Begin MATERIAL

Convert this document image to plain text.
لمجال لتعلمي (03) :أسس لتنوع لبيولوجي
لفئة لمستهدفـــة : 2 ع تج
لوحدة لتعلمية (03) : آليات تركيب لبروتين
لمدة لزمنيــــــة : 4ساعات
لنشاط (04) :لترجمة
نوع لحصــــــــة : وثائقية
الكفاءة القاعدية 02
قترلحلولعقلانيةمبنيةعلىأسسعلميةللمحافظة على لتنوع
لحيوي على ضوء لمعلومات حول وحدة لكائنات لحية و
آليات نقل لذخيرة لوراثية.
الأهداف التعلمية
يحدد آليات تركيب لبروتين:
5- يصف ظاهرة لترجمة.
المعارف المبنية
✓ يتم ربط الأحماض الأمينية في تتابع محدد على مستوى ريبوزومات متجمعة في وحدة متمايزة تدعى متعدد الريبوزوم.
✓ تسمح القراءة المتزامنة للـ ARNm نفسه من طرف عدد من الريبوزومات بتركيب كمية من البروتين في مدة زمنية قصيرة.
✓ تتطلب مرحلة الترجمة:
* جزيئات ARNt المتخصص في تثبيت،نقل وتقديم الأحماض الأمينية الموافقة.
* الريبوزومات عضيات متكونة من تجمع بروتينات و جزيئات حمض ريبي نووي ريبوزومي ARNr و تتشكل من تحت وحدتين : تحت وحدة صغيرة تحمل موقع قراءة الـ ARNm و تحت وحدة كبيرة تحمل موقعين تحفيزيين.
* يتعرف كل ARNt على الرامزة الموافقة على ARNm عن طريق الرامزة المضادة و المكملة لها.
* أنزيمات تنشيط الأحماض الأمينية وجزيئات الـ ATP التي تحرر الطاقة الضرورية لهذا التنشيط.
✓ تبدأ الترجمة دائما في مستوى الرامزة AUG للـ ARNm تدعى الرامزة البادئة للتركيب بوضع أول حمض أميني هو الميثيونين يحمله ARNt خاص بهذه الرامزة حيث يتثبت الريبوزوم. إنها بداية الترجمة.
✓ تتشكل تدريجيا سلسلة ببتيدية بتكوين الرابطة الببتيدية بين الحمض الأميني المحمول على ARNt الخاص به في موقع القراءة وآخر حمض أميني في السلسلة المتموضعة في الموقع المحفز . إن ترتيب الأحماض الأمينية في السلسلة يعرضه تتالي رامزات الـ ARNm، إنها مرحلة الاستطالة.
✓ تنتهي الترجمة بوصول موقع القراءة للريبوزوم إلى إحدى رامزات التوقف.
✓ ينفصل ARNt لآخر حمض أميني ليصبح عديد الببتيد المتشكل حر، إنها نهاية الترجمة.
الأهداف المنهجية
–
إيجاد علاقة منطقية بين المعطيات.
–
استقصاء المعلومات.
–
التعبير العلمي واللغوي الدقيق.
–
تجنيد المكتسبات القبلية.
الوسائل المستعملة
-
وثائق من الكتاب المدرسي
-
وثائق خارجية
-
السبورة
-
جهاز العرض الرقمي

End MATERIAL

» **WHAT THE TASK ASKS**
Find all the lines containing "الأهداف" in the material, then copy them.

» **RESULT**
الأهداف التعلمية
الأهداف المنهجية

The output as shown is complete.